## Description of the task
Retype all the entries word for word, but omit the pictures.

Stored items from a collection:
-- Start --

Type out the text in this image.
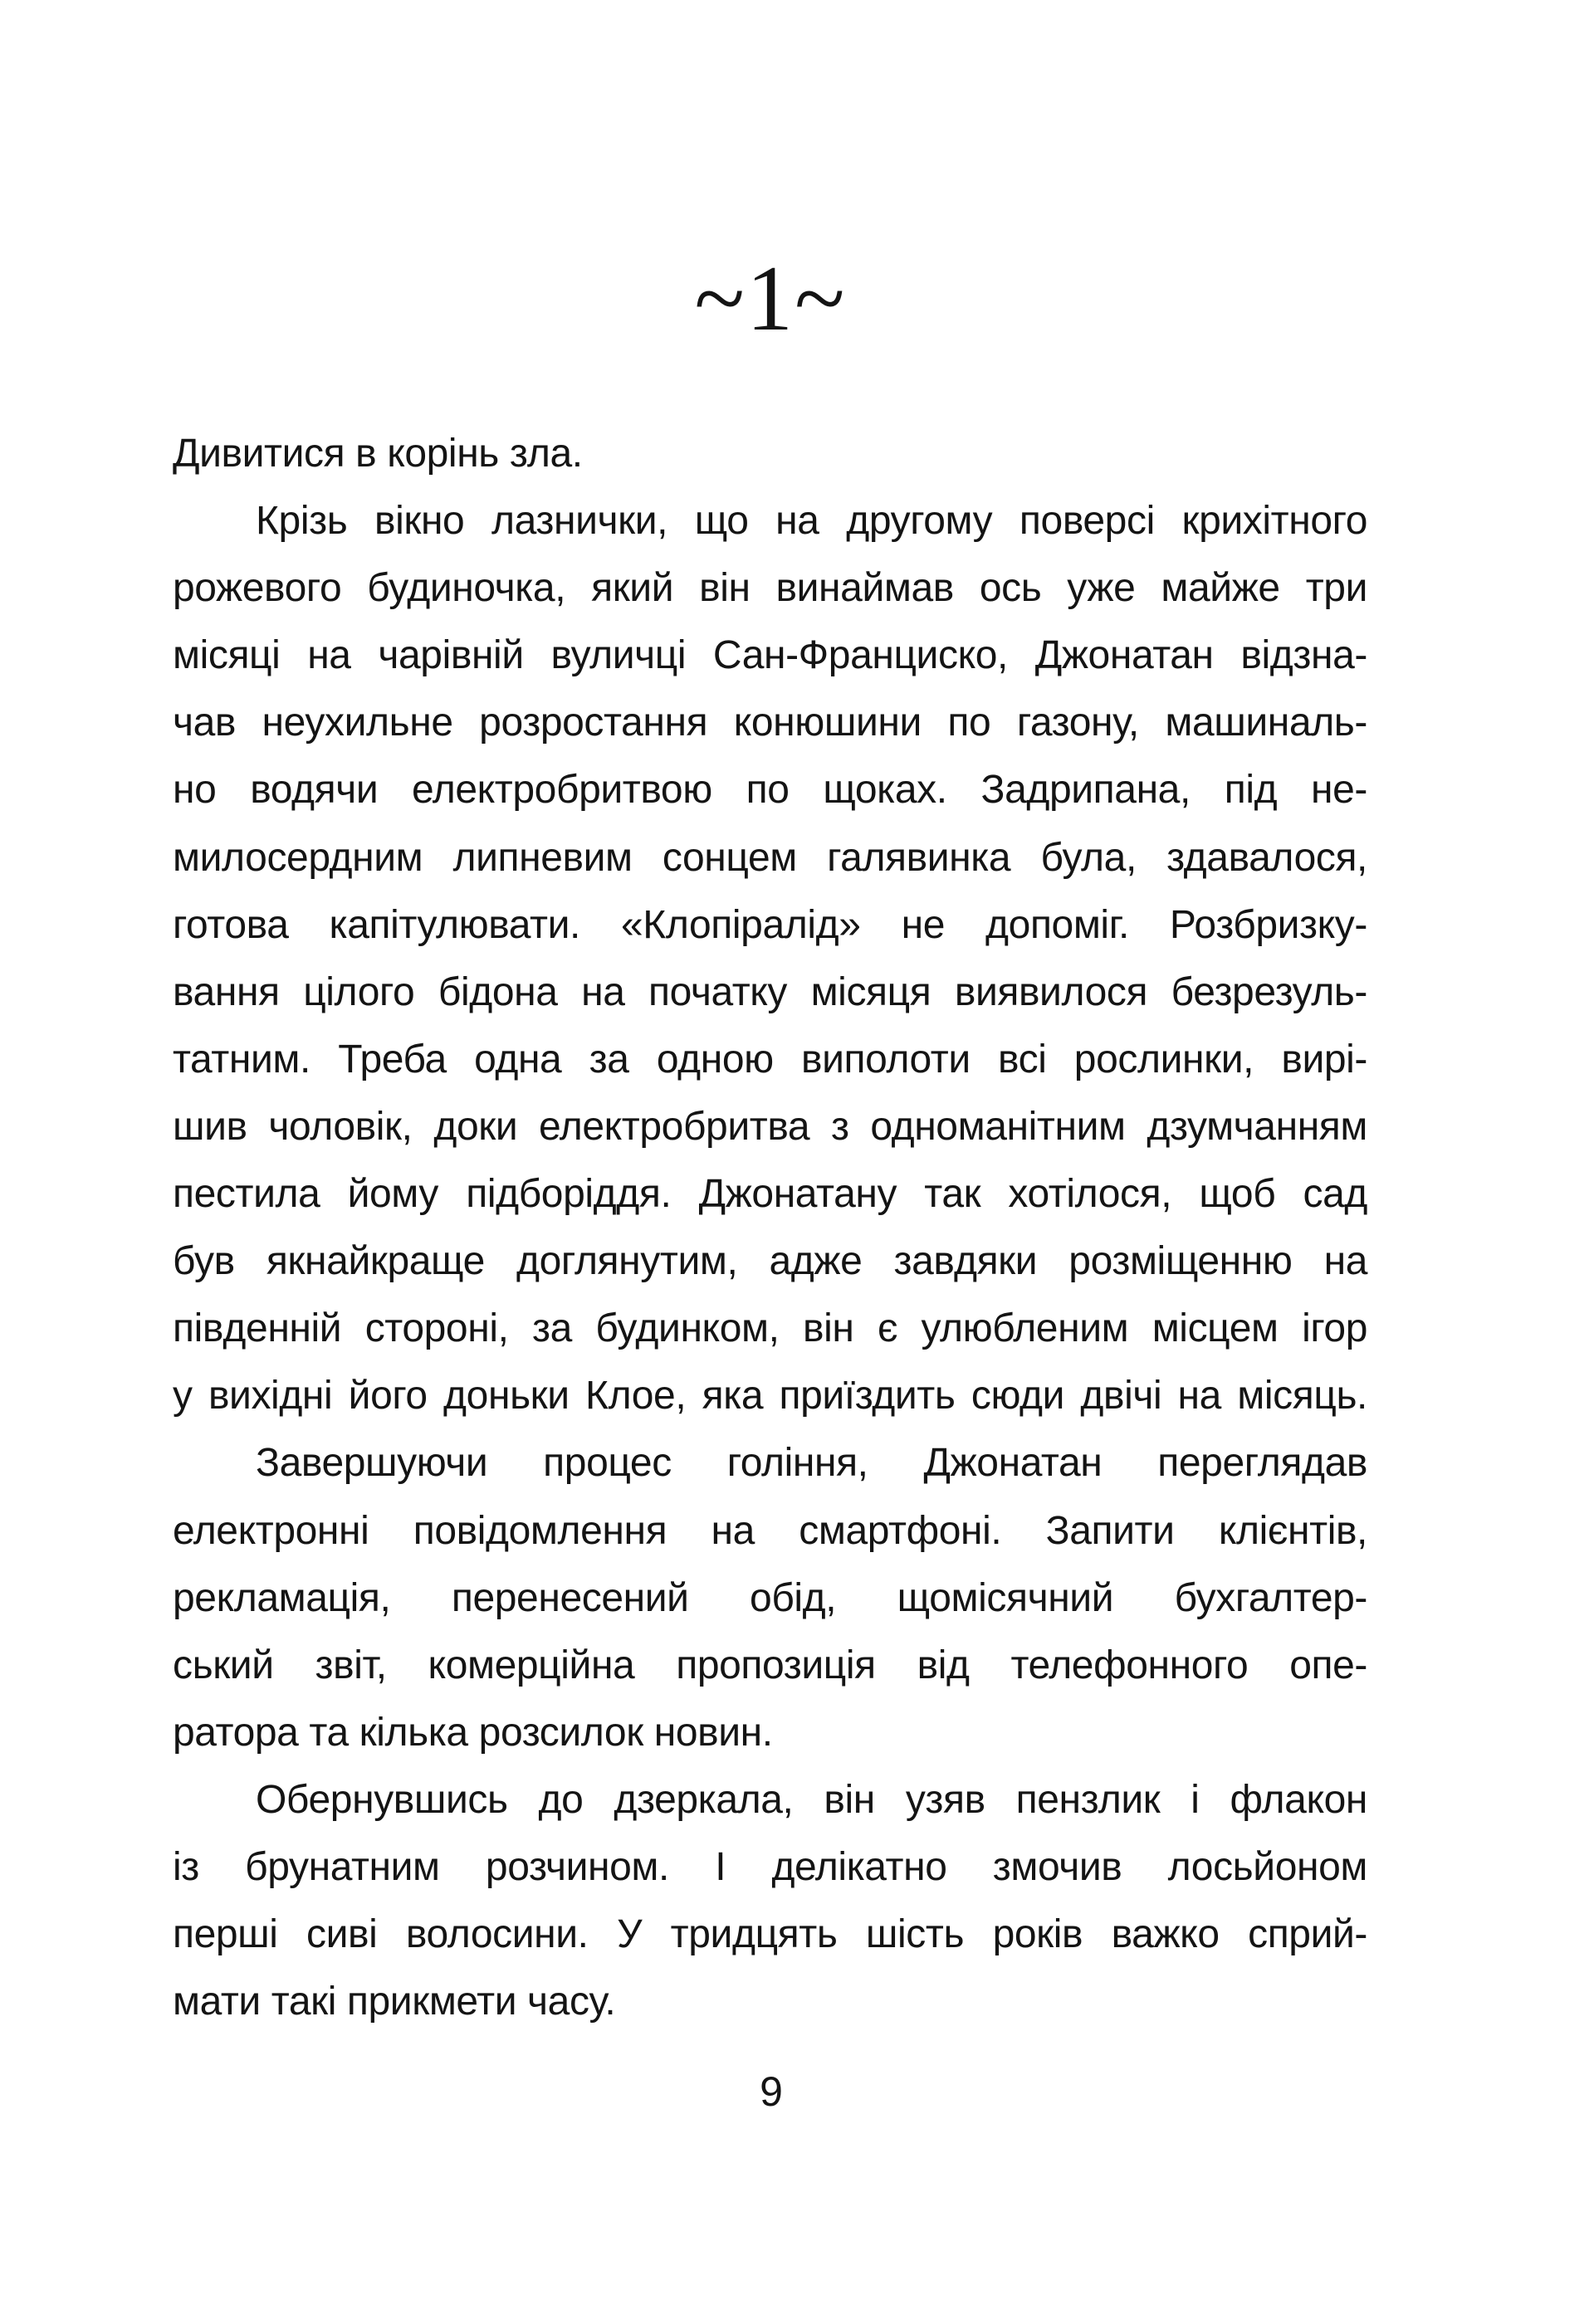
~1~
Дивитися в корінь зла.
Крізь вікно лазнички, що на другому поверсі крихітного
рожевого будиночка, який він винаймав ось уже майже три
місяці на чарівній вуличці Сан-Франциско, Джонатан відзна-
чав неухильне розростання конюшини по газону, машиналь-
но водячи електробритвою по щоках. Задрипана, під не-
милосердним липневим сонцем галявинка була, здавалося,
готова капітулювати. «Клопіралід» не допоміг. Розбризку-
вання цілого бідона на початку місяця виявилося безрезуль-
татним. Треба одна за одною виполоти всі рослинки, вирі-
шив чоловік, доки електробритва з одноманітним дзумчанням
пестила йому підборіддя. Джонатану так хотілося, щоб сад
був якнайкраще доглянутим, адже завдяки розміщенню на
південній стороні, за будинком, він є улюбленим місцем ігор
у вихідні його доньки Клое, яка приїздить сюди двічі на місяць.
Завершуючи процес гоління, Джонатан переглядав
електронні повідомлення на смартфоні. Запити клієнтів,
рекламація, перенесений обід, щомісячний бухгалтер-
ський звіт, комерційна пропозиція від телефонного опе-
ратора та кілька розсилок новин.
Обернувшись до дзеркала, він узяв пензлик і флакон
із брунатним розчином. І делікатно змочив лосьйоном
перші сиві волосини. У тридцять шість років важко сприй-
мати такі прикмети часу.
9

-- End --

## Result of the exercise
Type out the text in this image.
~1~
Дивитися в корінь зла.
Крізь вікно лазнички, що на другому поверсі крихітного
рожевого будиночка, який він винаймав ось уже майже три
місяці на чарівній вуличці Сан-Франциско, Джонатан відзна-
чав неухильне розростання конюшини по газону, машиналь-
но водячи електробритвою по щоках. Задрипана, під не-
милосердним липневим сонцем галявинка була, здавалося,
готова капітулювати. «Клопіралід» не допоміг. Розбризку-
вання цілого бідона на початку місяця виявилося безрезуль-
татним. Треба одна за одною виполоти всі рослинки, вирі-
шив чоловік, доки електробритва з одноманітним дзумчанням
пестила йому підборіддя. Джонатану так хотілося, щоб сад
був якнайкраще доглянутим, адже завдяки розміщенню на
південній стороні, за будинком, він є улюбленим місцем ігор
у вихідні його доньки Клое, яка приїздить сюди двічі на місяць.
Завершуючи процес гоління, Джонатан переглядав
електронні повідомлення на смартфоні. Запити клієнтів,
рекламація, перенесений обід, щомісячний бухгалтер-
ський звіт, комерційна пропозиція від телефонного опе-
ратора та кілька розсилок новин.
Обернувшись до дзеркала, він узяв пензлик і флакон
із брунатним розчином. І делікатно змочив лосьйоном
перші сиві волосини. У тридцять шість років важко сприй-
мати такі прикмети часу.
9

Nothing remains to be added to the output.